[WHAT NEEDS TO BE DONE] Search the records for the word "kiadott" and report each line that has it.

_ _ _

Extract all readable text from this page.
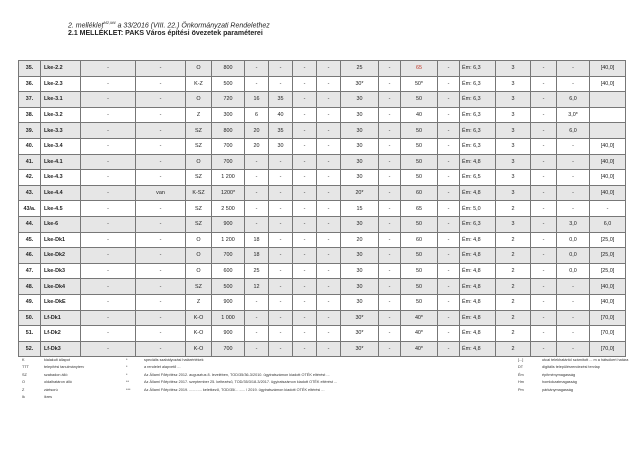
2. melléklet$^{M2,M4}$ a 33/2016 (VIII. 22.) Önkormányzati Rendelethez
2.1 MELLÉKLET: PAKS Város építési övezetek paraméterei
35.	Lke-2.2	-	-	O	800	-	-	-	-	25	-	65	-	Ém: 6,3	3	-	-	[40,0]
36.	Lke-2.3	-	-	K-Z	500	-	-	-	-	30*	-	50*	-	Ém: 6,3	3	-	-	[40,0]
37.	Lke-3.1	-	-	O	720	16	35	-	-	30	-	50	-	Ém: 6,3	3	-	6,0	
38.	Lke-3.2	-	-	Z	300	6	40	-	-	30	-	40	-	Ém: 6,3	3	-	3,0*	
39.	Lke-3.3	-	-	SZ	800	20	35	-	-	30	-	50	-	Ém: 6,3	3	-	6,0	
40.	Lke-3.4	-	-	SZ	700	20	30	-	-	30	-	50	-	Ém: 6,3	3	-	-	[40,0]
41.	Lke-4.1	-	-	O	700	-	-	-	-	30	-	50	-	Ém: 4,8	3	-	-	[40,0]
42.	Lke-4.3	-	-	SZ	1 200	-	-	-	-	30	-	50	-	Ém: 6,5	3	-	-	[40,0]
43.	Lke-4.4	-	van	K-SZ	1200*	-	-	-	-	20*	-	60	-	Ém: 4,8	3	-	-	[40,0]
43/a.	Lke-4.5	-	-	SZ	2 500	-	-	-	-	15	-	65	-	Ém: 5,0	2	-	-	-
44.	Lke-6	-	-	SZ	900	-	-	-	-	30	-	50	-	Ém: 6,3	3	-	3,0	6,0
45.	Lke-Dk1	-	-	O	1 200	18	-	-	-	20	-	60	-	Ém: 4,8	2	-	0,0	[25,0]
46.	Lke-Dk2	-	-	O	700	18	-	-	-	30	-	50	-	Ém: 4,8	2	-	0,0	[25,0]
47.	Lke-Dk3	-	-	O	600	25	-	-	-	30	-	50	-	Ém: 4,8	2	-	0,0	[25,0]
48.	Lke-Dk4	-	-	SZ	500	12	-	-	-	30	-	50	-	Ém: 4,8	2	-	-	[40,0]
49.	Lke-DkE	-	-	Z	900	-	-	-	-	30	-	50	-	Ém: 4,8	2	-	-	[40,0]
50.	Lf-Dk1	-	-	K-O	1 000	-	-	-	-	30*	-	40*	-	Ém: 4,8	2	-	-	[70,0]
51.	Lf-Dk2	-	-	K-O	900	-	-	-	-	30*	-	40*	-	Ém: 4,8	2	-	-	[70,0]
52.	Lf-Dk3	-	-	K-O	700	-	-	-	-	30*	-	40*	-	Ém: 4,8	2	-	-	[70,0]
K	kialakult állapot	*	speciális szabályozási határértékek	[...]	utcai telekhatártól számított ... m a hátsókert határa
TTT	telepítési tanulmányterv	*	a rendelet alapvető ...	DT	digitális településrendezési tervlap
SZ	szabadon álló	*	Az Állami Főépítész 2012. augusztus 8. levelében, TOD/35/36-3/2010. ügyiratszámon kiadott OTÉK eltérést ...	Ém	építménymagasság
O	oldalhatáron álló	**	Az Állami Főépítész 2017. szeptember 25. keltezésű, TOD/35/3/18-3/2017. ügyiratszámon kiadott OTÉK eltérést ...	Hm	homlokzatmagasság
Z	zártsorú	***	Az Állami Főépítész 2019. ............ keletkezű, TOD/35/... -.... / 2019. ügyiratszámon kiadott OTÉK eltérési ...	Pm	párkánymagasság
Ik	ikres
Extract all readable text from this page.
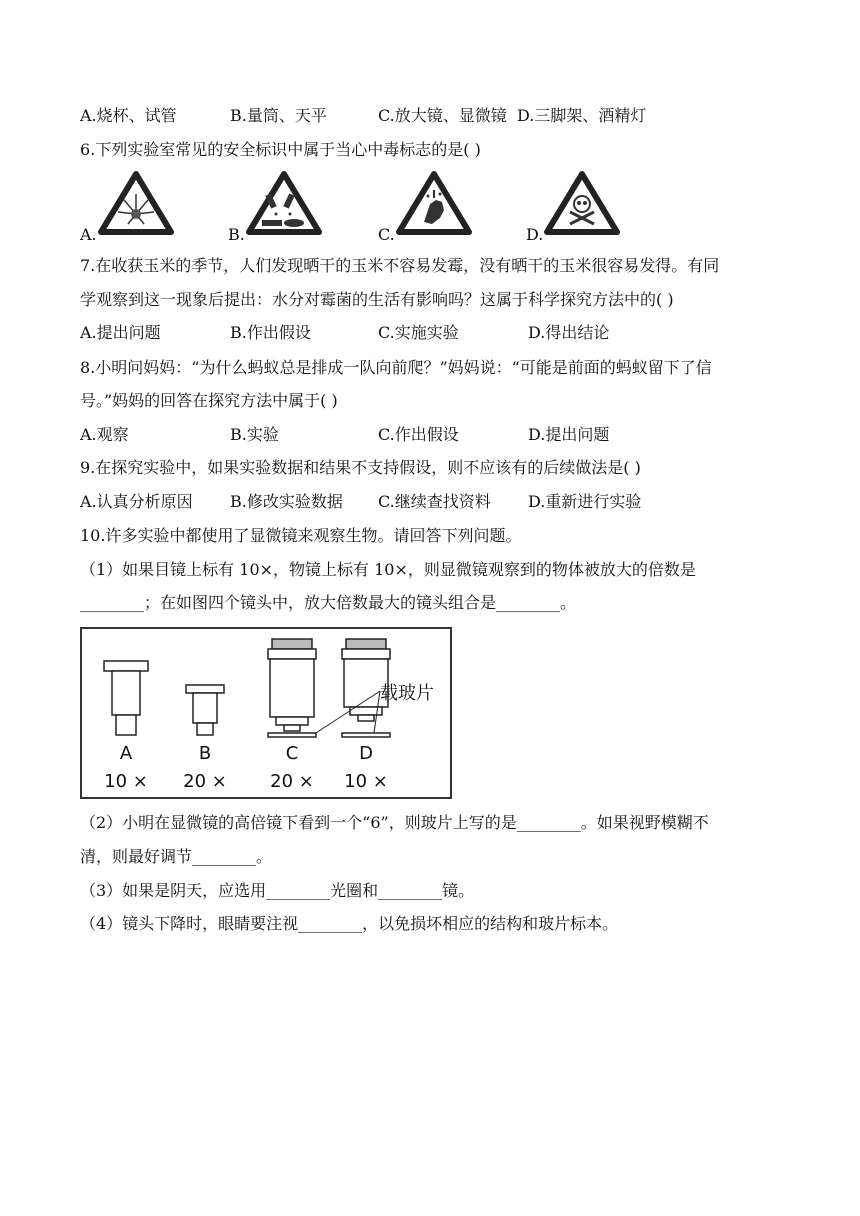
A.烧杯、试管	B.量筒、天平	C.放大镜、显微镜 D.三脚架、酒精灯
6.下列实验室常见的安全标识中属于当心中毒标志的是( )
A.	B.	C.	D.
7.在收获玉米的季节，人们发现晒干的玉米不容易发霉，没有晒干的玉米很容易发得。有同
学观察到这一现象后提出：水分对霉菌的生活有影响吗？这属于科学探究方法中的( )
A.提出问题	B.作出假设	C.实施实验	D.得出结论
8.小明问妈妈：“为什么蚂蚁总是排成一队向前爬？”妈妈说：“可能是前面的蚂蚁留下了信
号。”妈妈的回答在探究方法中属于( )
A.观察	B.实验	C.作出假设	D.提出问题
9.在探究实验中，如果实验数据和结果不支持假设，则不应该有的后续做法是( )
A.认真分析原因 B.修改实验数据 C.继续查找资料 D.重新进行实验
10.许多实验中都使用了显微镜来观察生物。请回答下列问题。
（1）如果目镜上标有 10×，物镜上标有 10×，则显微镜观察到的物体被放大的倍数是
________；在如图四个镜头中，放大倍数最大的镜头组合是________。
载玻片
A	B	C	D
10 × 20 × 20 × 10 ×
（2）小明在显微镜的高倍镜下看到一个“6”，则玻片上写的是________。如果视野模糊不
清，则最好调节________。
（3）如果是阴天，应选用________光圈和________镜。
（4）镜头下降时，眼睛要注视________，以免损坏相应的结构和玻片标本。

_ _ _

[RESULT BELOW]
SZ	szabadon álló	*	Az Állami Főépítész 2012. augusztus 8. levelében, TOD/35/36-3/2010. ügyiratszámon kiadott OTÉK eltérést ...	Ém	építménymagasság
O	oldalhatáron álló	**	Az Állami Főépítész 2017. szeptember 25. keltezésű, TOD/35/3/18-3/2017. ügyiratszámon kiadott OTÉK eltérést ...	Hm	homlokzatmagasság
Z	zártsorú	***	Az Állami Főépítész 2019. ............ keletkezű, TOD/35/... -.... / 2019. ügyiratszámon kiadott OTÉK eltérési ...	Pm	párkánymagasság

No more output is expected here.